#### Challenge
Every line of the material is to be quoted verbatim, minus the pictures.

>> Start Rows

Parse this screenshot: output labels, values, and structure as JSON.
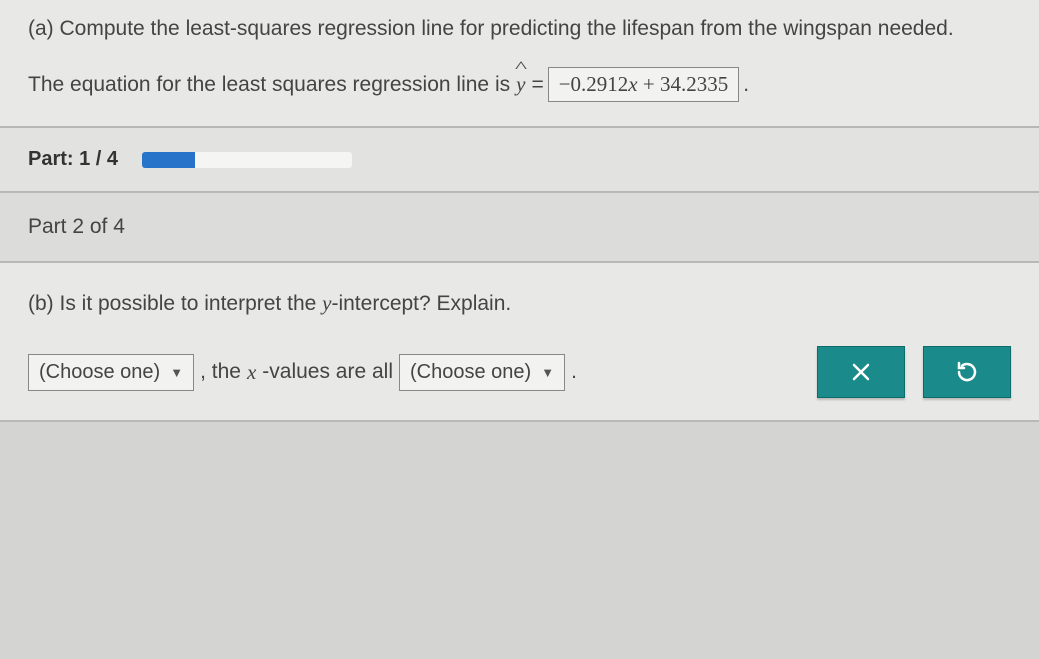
{
  "partA": {
    "question": "(a) Compute the least-squares regression line for predicting the lifespan from the wingspan needed.",
    "equationPrefix": "The equation for the least squares regression line is ",
    "yhat": "y",
    "equals": "=",
    "answer": {
      "coef": "−0.2912",
      "var": "x",
      "plus": " + 34.2335"
    },
    "period": "."
  },
  "progress": {
    "label": "Part: 1 / 4",
    "percent": 25
  },
  "partHeader": "Part 2 of 4",
  "partB": {
    "question_pre": "(b) Is it possible to interpret the ",
    "yvar": "y",
    "question_post": "-intercept? Explain.",
    "dropdown1": "(Choose one)",
    "mid1": ", the ",
    "xvar": "x",
    "mid2": "-values are all ",
    "dropdown2": "(Choose one)",
    "period": "."
  },
  "icons": {
    "close": "close-icon",
    "reset": "reset-icon"
  }
}
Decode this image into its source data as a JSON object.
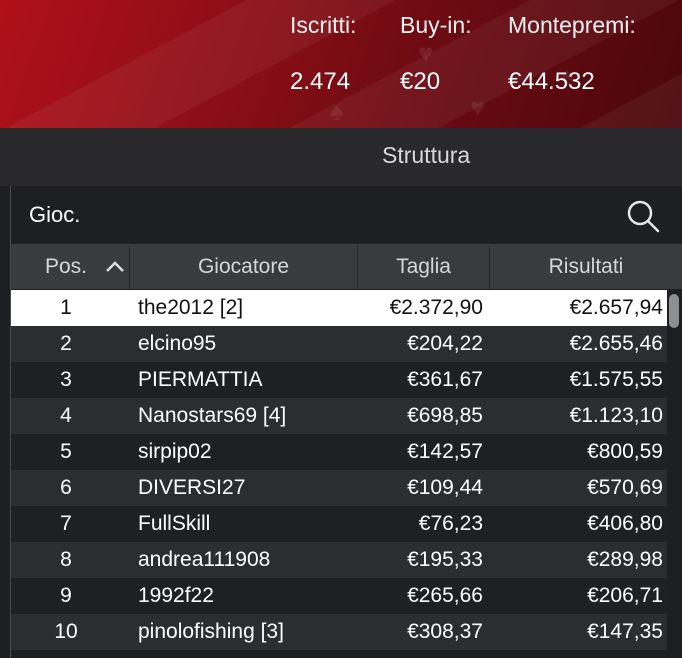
{
  "stats": [
    {
      "label": "Iscritti:",
      "value": "2.474"
    },
    {
      "label": "Buy-in:",
      "value": "€20"
    },
    {
      "label": "Montepremi:",
      "value": "€44.532"
    }
  ],
  "tabs": {
    "structure": "Struttura"
  },
  "search": {
    "label": "Gioc.",
    "icon": "search-icon"
  },
  "table": {
    "headers": {
      "pos": "Pos.",
      "player": "Giocatore",
      "taglia": "Taglia",
      "risultati": "Risultati"
    },
    "sort_icon": "chevron-up-icon",
    "rows": [
      {
        "pos": "1",
        "player": "the2012 [2]",
        "taglia": "€2.372,90",
        "risultati": "€2.657,94"
      },
      {
        "pos": "2",
        "player": "elcino95",
        "taglia": "€204,22",
        "risultati": "€2.655,46"
      },
      {
        "pos": "3",
        "player": "PIERMATTIA",
        "taglia": "€361,67",
        "risultati": "€1.575,55"
      },
      {
        "pos": "4",
        "player": "Nanostars69 [4]",
        "taglia": "€698,85",
        "risultati": "€1.123,10"
      },
      {
        "pos": "5",
        "player": "sirpip02",
        "taglia": "€142,57",
        "risultati": "€800,59"
      },
      {
        "pos": "6",
        "player": "DIVERSI27",
        "taglia": "€109,44",
        "risultati": "€570,69"
      },
      {
        "pos": "7",
        "player": "FullSkill",
        "taglia": "€76,23",
        "risultati": "€406,80"
      },
      {
        "pos": "8",
        "player": "andrea111908",
        "taglia": "€195,33",
        "risultati": "€289,98"
      },
      {
        "pos": "9",
        "player": "1992f22",
        "taglia": "€265,66",
        "risultati": "€206,71"
      },
      {
        "pos": "10",
        "player": "pinolofishing [3]",
        "taglia": "€308,37",
        "risultati": "€147,35"
      }
    ]
  }
}
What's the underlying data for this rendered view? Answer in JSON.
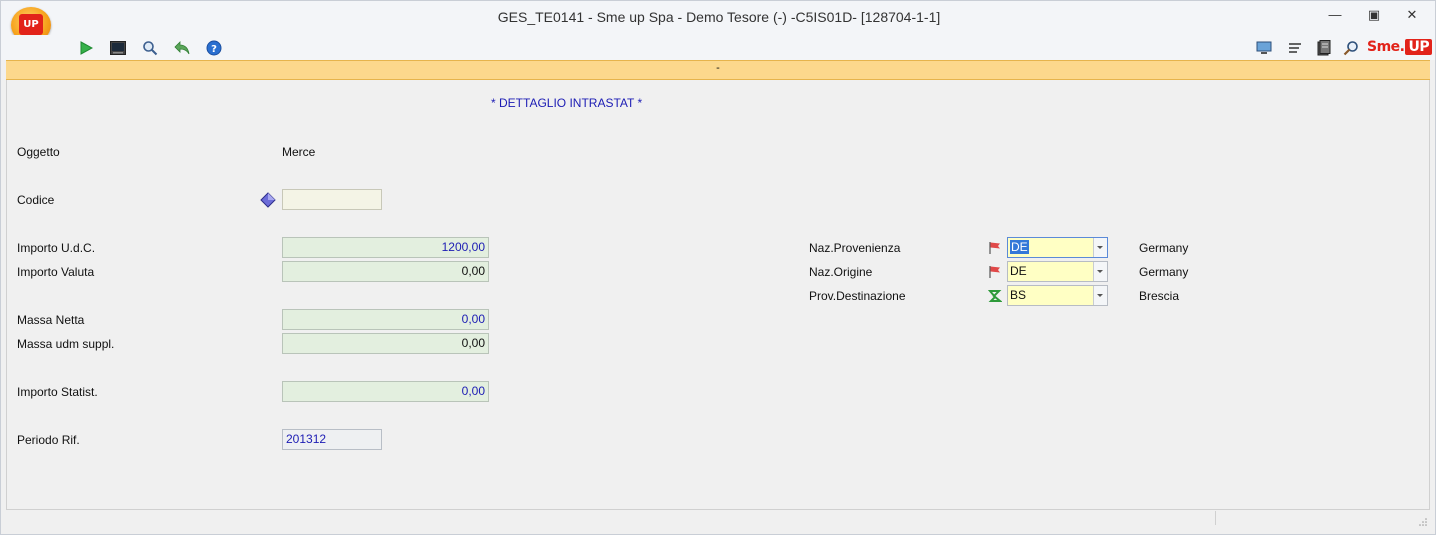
{
  "window": {
    "title": "GES_TE0141 - Sme up Spa  - Demo Tesore (-) -C5IS01D- [128704-1-1]",
    "app_logo_text": "UP",
    "controls": {
      "minimize": "—",
      "restore": "▣",
      "close": "✕"
    }
  },
  "toolbar": {
    "left_icons": [
      "play-icon",
      "terminal-icon",
      "zoom-icon",
      "undo-icon",
      "help-icon"
    ],
    "right_icons": [
      "monitor-icon",
      "list-icon",
      "document-icon",
      "search-icon"
    ],
    "brand_text": "Sme.",
    "brand_badge": "UP"
  },
  "banner": {
    "text": "-"
  },
  "section": {
    "title": "* DETTAGLIO INTRASTAT *"
  },
  "fields": {
    "oggetto_label": "Oggetto",
    "oggetto_value": "Merce",
    "codice_label": "Codice",
    "codice_value": "",
    "importo_udc_label": "Importo U.d.C.",
    "importo_udc_value": "1200,00",
    "importo_valuta_label": "Importo Valuta",
    "importo_valuta_value": "0,00",
    "massa_netta_label": "Massa Netta",
    "massa_netta_value": "0,00",
    "massa_udm_label": "Massa udm suppl.",
    "massa_udm_value": "0,00",
    "importo_statist_label": "Importo Statist.",
    "importo_statist_value": "0,00",
    "periodo_label": "Periodo Rif.",
    "periodo_value": "201312"
  },
  "right_fields": {
    "provenienza_label": "Naz.Provenienza",
    "provenienza_value": "DE",
    "provenienza_desc": "Germany",
    "origine_label": "Naz.Origine",
    "origine_value": "DE",
    "origine_desc": "Germany",
    "destinazione_label": "Prov.Destinazione",
    "destinazione_value": "BS",
    "destinazione_desc": "Brescia"
  },
  "colors": {
    "banner": "#fcd88c",
    "field_blue_text": "#1c1cb4",
    "combo_bg": "#ffffc4",
    "brand_red": "#e2231a"
  }
}
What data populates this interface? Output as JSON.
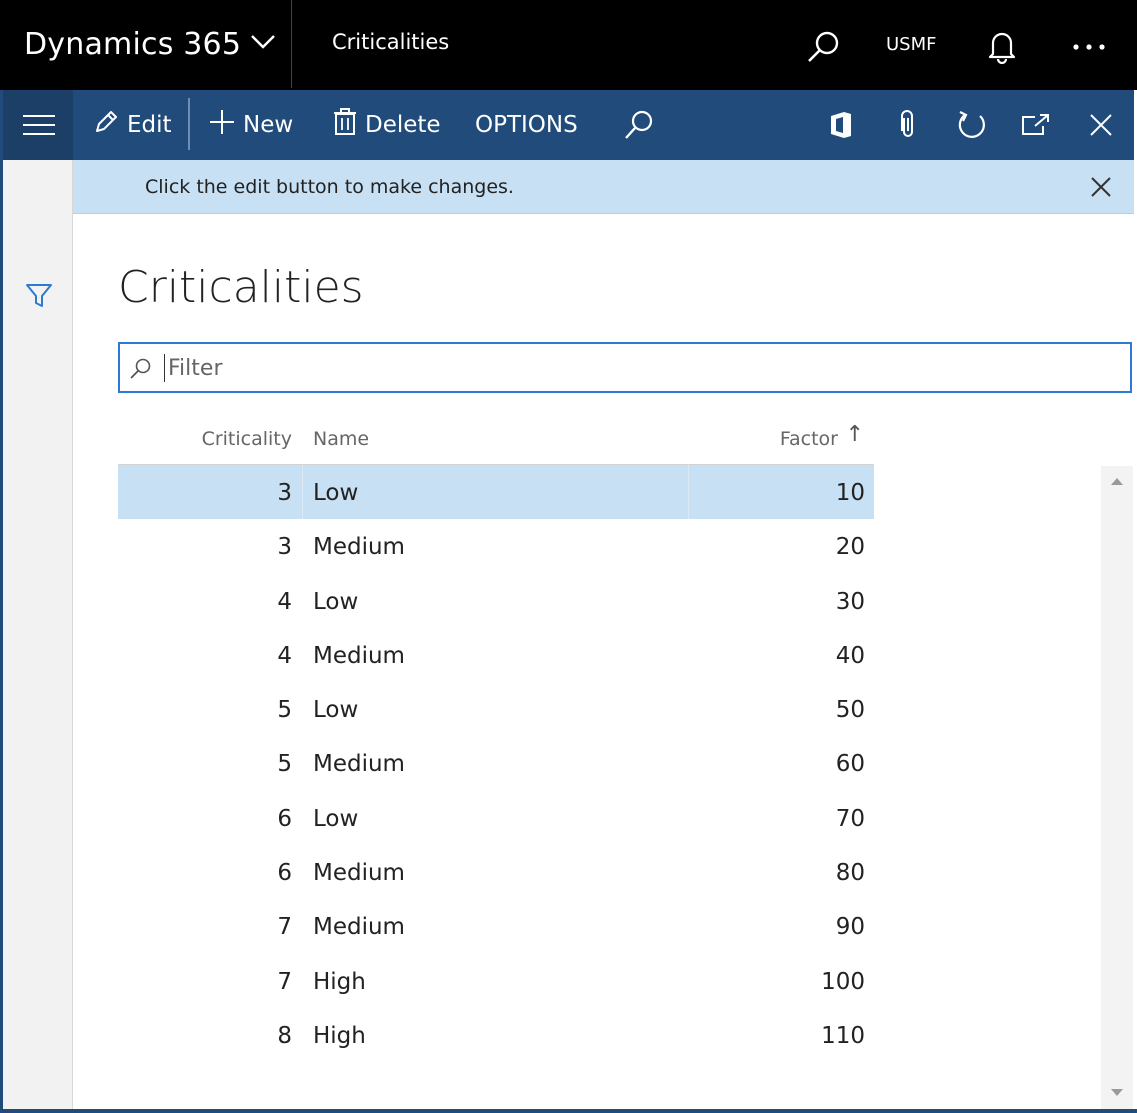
{
  "header": {
    "app_name": "Dynamics 365",
    "page_title": "Criticalities",
    "company": "USMF"
  },
  "actions": {
    "edit": "Edit",
    "new": "New",
    "delete": "Delete",
    "options": "OPTIONS"
  },
  "message": {
    "text": "Click the edit button to make changes."
  },
  "page": {
    "title": "Criticalities"
  },
  "filter": {
    "placeholder": "Filter",
    "value": ""
  },
  "grid": {
    "columns": {
      "criticality": "Criticality",
      "name": "Name",
      "factor": "Factor"
    },
    "sort_indicator": "↑",
    "rows": [
      {
        "criticality": "3",
        "name": "Low",
        "factor": "10",
        "selected": true
      },
      {
        "criticality": "3",
        "name": "Medium",
        "factor": "20"
      },
      {
        "criticality": "4",
        "name": "Low",
        "factor": "30"
      },
      {
        "criticality": "4",
        "name": "Medium",
        "factor": "40"
      },
      {
        "criticality": "5",
        "name": "Low",
        "factor": "50"
      },
      {
        "criticality": "5",
        "name": "Medium",
        "factor": "60"
      },
      {
        "criticality": "6",
        "name": "Low",
        "factor": "70"
      },
      {
        "criticality": "6",
        "name": "Medium",
        "factor": "80"
      },
      {
        "criticality": "7",
        "name": "Medium",
        "factor": "90"
      },
      {
        "criticality": "7",
        "name": "High",
        "factor": "100"
      },
      {
        "criticality": "8",
        "name": "High",
        "factor": "110"
      }
    ]
  },
  "icons": {
    "brand_menu": "chevron-down-icon",
    "global_search": "search-icon",
    "notifications": "bell-icon",
    "more": "more-icon",
    "nav_menu": "hamburger-icon",
    "edit": "pencil-icon",
    "new": "plus-icon",
    "delete": "trash-icon",
    "find": "search-icon",
    "office": "office-icon",
    "attach": "paperclip-icon",
    "refresh": "refresh-icon",
    "open_new": "open-new-window-icon",
    "close": "close-icon",
    "filter_pane": "funnel-icon"
  },
  "colors": {
    "header_bg": "#000000",
    "action_bar": "#204b7a",
    "message_bar": "#c7e0f4",
    "accent": "#2e7ad1",
    "selected_row": "#c7e0f4"
  }
}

>> End Rows

#### Response to this exercise
Parse this screenshot: output labels, values, and structure as JSON.
{
  "partA": {
    "question": "(a) Compute the least-squares regression line for predicting the lifespan from the wingspan needed.",
    "equationPrefix": "The equation for the least squares regression line is ",
    "yhat": "y",
    "equals": "=",
    "answer": {
      "coef": "−0.2912",
      "var": "x",
      "plus": " + 34.2335"
    },
    "period": "."
  },
  "progress": {
    "label": "Part: 1 / 4",
    "percent": 25
  },
  "partHeader": "Part 2 of 4",
  "partB": {
    "question_pre": "(b) Is it possible to interpret the ",
    "yvar": "y",
    "question_post": "-intercept? Explain.",
    "dropdown1": "(Choose one)",
    "mid1": ", the ",
    "xvar": "x",
    "mid2": "-values are all ",
    "dropdown2": "(Choose one)",
    "period": "."
  },
  "icons": {
    "close": "close-icon",
    "reset": "reset-icon"
  }
}
Decode this image into its source data as a JSON object.
{
  "stats": [
    {
      "label": "Iscritti:",
      "value": "2.474"
    },
    {
      "label": "Buy-in:",
      "value": "€20"
    },
    {
      "label": "Montepremi:",
      "value": "€44.532"
    }
  ],
  "tabs": {
    "structure": "Struttura"
  },
  "search": {
    "label": "Gioc.",
    "icon": "search-icon"
  },
  "table": {
    "headers": {
      "pos": "Pos.",
      "player": "Giocatore",
      "taglia": "Taglia",
      "risultati": "Risultati"
    },
    "sort_icon": "chevron-up-icon",
    "rows": [
      {
        "pos": "1",
        "player": "the2012 [2]",
        "taglia": "€2.372,90",
        "risultati": "€2.657,94"
      },
      {
        "pos": "2",
        "player": "elcino95",
        "taglia": "€204,22",
        "risultati": "€2.655,46"
      },
      {
        "pos": "3",
        "player": "PIERMATTIA",
        "taglia": "€361,67",
        "risultati": "€1.575,55"
      },
      {
        "pos": "4",
        "player": "Nanostars69 [4]",
        "taglia": "€698,85",
        "risultati": "€1.123,10"
      },
      {
        "pos": "5",
        "player": "sirpip02",
        "taglia": "€142,57",
        "risultati": "€800,59"
      },
      {
        "pos": "6",
        "player": "DIVERSI27",
        "taglia": "€109,44",
        "risultati": "€570,69"
      },
      {
        "pos": "7",
        "player": "FullSkill",
        "taglia": "€76,23",
        "risultati": "€406,80"
      },
      {
        "pos": "8",
        "player": "andrea111908",
        "taglia": "€195,33",
        "risultati": "€289,98"
      },
      {
        "pos": "9",
        "player": "1992f22",
        "taglia": "€265,66",
        "risultati": "€206,71"
      },
      {
        "pos": "10",
        "player": "pinolofishing [3]",
        "taglia": "€308,37",
        "risultati": "€147,35"
      }
    ]
  }
}
What's the underlying data for this rendered view? Answer in JSON.
{
  "window": {
    "title": "GES_TE0141 - Sme up Spa  - Demo Tesore (-) -C5IS01D- [128704-1-1]",
    "app_logo_text": "UP",
    "controls": {
      "minimize": "—",
      "restore": "▣",
      "close": "✕"
    }
  },
  "toolbar": {
    "left_icons": [
      "play-icon",
      "terminal-icon",
      "zoom-icon",
      "undo-icon",
      "help-icon"
    ],
    "right_icons": [
      "monitor-icon",
      "list-icon",
      "document-icon",
      "search-icon"
    ],
    "brand_text": "Sme.",
    "brand_badge": "UP"
  },
  "banner": {
    "text": "-"
  },
  "section": {
    "title": "* DETTAGLIO INTRASTAT *"
  },
  "fields": {
    "oggetto_label": "Oggetto",
    "oggetto_value": "Merce",
    "codice_label": "Codice",
    "codice_value": "",
    "importo_udc_label": "Importo U.d.C.",
    "importo_udc_value": "1200,00",
    "importo_valuta_label": "Importo Valuta",
    "importo_valuta_value": "0,00",
    "massa_netta_label": "Massa Netta",
    "massa_netta_value": "0,00",
    "massa_udm_label": "Massa udm suppl.",
    "massa_udm_value": "0,00",
    "importo_statist_label": "Importo Statist.",
    "importo_statist_value": "0,00",
    "periodo_label": "Periodo Rif.",
    "periodo_value": "201312"
  },
  "right_fields": {
    "provenienza_label": "Naz.Provenienza",
    "provenienza_value": "DE",
    "provenienza_desc": "Germany",
    "origine_label": "Naz.Origine",
    "origine_value": "DE",
    "origine_desc": "Germany",
    "destinazione_label": "Prov.Destinazione",
    "destinazione_value": "BS",
    "destinazione_desc": "Brescia"
  },
  "colors": {
    "banner": "#fcd88c",
    "field_blue_text": "#1c1cb4",
    "combo_bg": "#ffffc4",
    "brand_red": "#e2231a"
  }
}
What data populates this interface? Output as JSON.
{
  "header": {
    "app_name": "Dynamics 365",
    "page_title": "Criticalities",
    "company": "USMF"
  },
  "actions": {
    "edit": "Edit",
    "new": "New",
    "delete": "Delete",
    "options": "OPTIONS"
  },
  "message": {
    "text": "Click the edit button to make changes."
  },
  "page": {
    "title": "Criticalities"
  },
  "filter": {
    "placeholder": "Filter",
    "value": ""
  },
  "grid": {
    "columns": {
      "criticality": "Criticality",
      "name": "Name",
      "factor": "Factor"
    },
    "sort_indicator": "↑",
    "rows": [
      {
        "criticality": "3",
        "name": "Low",
        "factor": "10",
        "selected": true
      },
      {
        "criticality": "3",
        "name": "Medium",
        "factor": "20"
      },
      {
        "criticality": "4",
        "name": "Low",
        "factor": "30"
      },
      {
        "criticality": "4",
        "name": "Medium",
        "factor": "40"
      },
      {
        "criticality": "5",
        "name": "Low",
        "factor": "50"
      },
      {
        "criticality": "5",
        "name": "Medium",
        "factor": "60"
      },
      {
        "criticality": "6",
        "name": "Low",
        "factor": "70"
      },
      {
        "criticality": "6",
        "name": "Medium",
        "factor": "80"
      },
      {
        "criticality": "7",
        "name": "Medium",
        "factor": "90"
      },
      {
        "criticality": "7",
        "name": "High",
        "factor": "100"
      },
      {
        "criticality": "8",
        "name": "High",
        "factor": "110"
      }
    ]
  },
  "icons": {
    "brand_menu": "chevron-down-icon",
    "global_search": "search-icon",
    "notifications": "bell-icon",
    "more": "more-icon",
    "nav_menu": "hamburger-icon",
    "edit": "pencil-icon",
    "new": "plus-icon",
    "delete": "trash-icon",
    "find": "search-icon",
    "office": "office-icon",
    "attach": "paperclip-icon",
    "refresh": "refresh-icon",
    "open_new": "open-new-window-icon",
    "close": "close-icon",
    "filter_pane": "funnel-icon"
  },
  "colors": {
    "header_bg": "#000000",
    "action_bar": "#204b7a",
    "message_bar": "#c7e0f4",
    "accent": "#2e7ad1",
    "selected_row": "#c7e0f4"
  }
}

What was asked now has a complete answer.